**The exercise:** Nothing but the lines from the line with "Read this page and output its text content." through the end of the data is to be copied, and each is to be copied exactly.

****

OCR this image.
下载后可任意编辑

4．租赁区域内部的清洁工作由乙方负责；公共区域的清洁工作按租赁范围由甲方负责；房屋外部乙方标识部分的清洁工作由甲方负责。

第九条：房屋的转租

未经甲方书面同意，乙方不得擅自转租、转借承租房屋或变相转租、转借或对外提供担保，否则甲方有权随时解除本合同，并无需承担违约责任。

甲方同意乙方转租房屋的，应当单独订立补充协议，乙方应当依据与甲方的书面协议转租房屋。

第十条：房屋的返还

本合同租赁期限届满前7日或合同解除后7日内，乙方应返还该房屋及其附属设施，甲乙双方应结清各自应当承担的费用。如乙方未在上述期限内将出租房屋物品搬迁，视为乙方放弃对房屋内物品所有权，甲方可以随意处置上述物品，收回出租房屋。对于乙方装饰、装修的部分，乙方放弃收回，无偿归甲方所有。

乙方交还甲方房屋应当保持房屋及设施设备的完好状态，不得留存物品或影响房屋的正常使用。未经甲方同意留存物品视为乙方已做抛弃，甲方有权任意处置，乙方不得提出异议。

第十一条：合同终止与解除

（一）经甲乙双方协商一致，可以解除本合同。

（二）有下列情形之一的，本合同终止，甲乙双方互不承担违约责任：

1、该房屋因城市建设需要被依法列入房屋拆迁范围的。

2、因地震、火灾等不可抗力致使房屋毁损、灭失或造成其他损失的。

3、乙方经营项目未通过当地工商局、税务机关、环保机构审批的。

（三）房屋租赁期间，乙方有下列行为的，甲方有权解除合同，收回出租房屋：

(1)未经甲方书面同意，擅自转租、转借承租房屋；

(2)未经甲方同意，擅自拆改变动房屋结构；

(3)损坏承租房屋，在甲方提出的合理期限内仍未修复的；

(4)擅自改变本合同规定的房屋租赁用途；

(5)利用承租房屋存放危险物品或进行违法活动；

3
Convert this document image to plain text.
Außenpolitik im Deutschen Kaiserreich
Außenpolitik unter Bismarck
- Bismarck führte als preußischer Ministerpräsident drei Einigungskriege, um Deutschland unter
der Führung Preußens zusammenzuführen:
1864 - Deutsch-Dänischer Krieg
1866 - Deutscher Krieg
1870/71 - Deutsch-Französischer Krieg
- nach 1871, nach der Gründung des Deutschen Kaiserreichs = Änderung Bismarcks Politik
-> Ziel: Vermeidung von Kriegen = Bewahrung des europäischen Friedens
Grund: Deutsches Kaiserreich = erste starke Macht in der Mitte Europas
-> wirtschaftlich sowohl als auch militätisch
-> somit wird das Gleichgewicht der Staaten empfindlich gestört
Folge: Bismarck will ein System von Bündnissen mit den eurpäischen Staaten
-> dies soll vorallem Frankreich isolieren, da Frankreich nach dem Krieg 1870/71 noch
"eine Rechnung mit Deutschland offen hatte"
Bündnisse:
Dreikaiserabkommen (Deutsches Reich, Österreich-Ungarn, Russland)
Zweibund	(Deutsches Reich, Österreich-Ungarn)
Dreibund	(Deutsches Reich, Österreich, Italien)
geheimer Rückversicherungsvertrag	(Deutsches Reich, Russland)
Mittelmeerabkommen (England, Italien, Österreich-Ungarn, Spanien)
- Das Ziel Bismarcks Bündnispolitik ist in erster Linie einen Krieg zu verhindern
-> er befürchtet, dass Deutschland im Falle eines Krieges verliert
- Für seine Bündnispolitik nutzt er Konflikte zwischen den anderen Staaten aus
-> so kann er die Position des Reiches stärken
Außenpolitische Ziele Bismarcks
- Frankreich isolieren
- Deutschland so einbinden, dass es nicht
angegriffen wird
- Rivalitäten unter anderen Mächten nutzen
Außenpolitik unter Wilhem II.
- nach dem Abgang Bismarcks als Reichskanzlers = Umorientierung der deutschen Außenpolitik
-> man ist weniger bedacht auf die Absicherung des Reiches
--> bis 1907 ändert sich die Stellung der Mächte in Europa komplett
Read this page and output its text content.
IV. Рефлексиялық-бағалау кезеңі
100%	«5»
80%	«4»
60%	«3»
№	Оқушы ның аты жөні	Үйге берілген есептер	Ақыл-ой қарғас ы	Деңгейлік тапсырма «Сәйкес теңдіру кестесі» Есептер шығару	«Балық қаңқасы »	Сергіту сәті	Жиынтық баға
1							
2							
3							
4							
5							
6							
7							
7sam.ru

****

**Answer to this exercise:**
Read this page and output its text content.
IV. Рефлексиялық-бағалау кезеңі
100%	«5»
80%	«4»
60%	«3»
№	Оқушы ның аты жөні	Үйге берілген есептер	Ақыл-ой қарғас ы	Деңгейлік тапсырма «Сәйкес теңдіру кестесі» Есептер шығару	«Балық қаңқасы »	Сергіту сәті	Жиынтық баға
1							
2							
3							
4							
5							
6							
7							
7sam.ru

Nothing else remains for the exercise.